> **What to work on**
a - Summarize the piece on Jacob in two sentences.
b - Please retype everything in the piece on Jacob from "We continue our" down to "to humble Jacob.", word for word.

> **Document extract**

We continue our series, My Crazy Family, only it is the Tailgate edition. It gets even crazier today. Great things can come from broken families. Jacob is a complex character – he’s truly a piece of work. For much of his life, this much was true of Jacob – Jacob always put Jacob first in every area of his life. Jacob didn’t love people, instead he used people.
Jacob’s family life is almost continual strife. As great Jacob became, he will see him transform before our eyes in the weeks to come. From a scheming manipulator to a humbled man, Jacob transforms by the grace of God. Fresh off seeing a vision of angels ascending and descending a stairway from heaven, Jacob returns back to the land of his grandfather, Abraham. Fleeing for his life, he finds love. But we are seeing a work in progress and God is going to use the school of suffering to humble Jacob.
Today’s Scripture
“Then Laban said to Jacob, “Because you are my kinsman, should you therefore serve me for nothing? Tell me, what shall your wages be?” Now Laban had two daughters. The name of the older was Leah, and the name of the younger was Rachel. Leah’s eyes were weak, but Rachel was beautiful in form and appearance. Jacob loved Rachel. And he said, “I will serve you seven years for your younger daughter Rachel.” Laban said, “It is better that I give her to you than that I should give her to any other man; stay with me.” So Jacob served seven years for Rachel, and they seemed to him but a few days because of the love he had for her. Then Jacob said to Laban, “Give me my wife that I may go in to her, for my time is completed.” So Laban gathered together all the people of the place and made a feast. But in the evening he took his daughter Leah and brought her to Jacob, and he went in to her. (Laban gave his female servant Zilpah to his daughter Leah to be her servant.) And in the morning, behold, it was Leah! And Jacob said to Laban, “What is this you have done to me? Did I not serve with you for Rachel? Why then have you deceived me?” Laban said, “It is not so done in our country, to give the younger before the firstborn. Complete the week of this one, and we will give you the other also in return for serving me another seven years.” Jacob did so, and completed her week. Then Laban gave him his daughter Rachel to be his wife. (Laban gave his female servant Bilhah to his daughter Rachel to be her servant.) So Jacob went in to Rachel also, and he loved Rachel more than Leah, and served Laban for another seven years. When the LORD saw that Leah was hated, he opened her womb, but Rachel was barren. And Leah conceived and bore a son, and she called his name Reuben, for she said, “Because the LORD has looked upon my affliction; for now my husband will love me.” She conceived again and bore a son, and said, “Because the LORD has heard that I am hated, he has given me this son also.” And she called his name Simeon. Again she conceived and bore a son, and said, “Now this time my husband will be attached to me, because I have borne him three sons.” Therefore his name was called Levi. And she conceived again and bore a son, and said, “This time I will praise the LORD.” Therefore she called his name Judah. Then she ceased bearing.” (Genesis 29:15–35)

> **Data extract**
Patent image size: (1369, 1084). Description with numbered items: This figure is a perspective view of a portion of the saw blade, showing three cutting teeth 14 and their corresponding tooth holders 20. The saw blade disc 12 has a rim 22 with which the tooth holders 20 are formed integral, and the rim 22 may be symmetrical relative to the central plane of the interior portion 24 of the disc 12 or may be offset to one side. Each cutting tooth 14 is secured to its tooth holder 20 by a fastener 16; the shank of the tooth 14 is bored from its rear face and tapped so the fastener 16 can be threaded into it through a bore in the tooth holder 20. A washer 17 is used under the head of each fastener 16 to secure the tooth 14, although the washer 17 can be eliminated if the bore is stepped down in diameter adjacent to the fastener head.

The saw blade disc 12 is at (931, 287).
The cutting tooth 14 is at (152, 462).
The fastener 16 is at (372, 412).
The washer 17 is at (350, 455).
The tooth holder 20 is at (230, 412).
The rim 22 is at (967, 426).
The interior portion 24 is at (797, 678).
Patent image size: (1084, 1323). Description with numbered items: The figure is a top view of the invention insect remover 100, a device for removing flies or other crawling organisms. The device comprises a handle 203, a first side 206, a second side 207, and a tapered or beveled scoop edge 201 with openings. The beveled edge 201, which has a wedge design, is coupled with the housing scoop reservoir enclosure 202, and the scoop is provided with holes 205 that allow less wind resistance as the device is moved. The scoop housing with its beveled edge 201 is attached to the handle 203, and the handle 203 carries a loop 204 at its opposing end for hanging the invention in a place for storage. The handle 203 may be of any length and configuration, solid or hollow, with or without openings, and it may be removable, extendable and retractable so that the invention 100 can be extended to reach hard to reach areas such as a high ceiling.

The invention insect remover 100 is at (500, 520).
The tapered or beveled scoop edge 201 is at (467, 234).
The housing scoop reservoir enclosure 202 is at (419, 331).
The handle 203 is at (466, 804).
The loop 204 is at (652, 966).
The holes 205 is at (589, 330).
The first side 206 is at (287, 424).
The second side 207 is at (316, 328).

> **Answers to each task**
a - The piece continues the My Crazy Family series by introducing Jacob, a complex man who always put himself first and used people, and who will be transformed by the grace of God from a scheming manipulator into a humbled man. Its Scripture reading, Genesis 29:15–35, tells how Jacob served Laban seven years for Rachel, was deceived into marrying Leah, and served seven more years for Rachel, and how the LORD gave the hated Leah four sons while Rachel was barren.

b -
We continue our series, My Crazy Family, only it is the Tailgate edition. It gets even crazier today. Great things can come from broken families. Jacob is a complex character – he’s truly a piece of work. For much of his life, this much was true of Jacob – Jacob always put Jacob first in every area of his life. Jacob didn’t love people, instead he used people.
Jacob’s family life is almost continual strife. As great Jacob became, he will see him transform before our eyes in the weeks to come. From a scheming manipulator to a humbled man, Jacob transforms by the grace of God. Fresh off seeing a vision of angels ascending and descending a stairway from heaven, Jacob returns back to the land of his grandfather, Abraham. Fleeing for his life, he finds love. But we are seeing a work in progress and God is going to use the school of suffering to humble Jacob.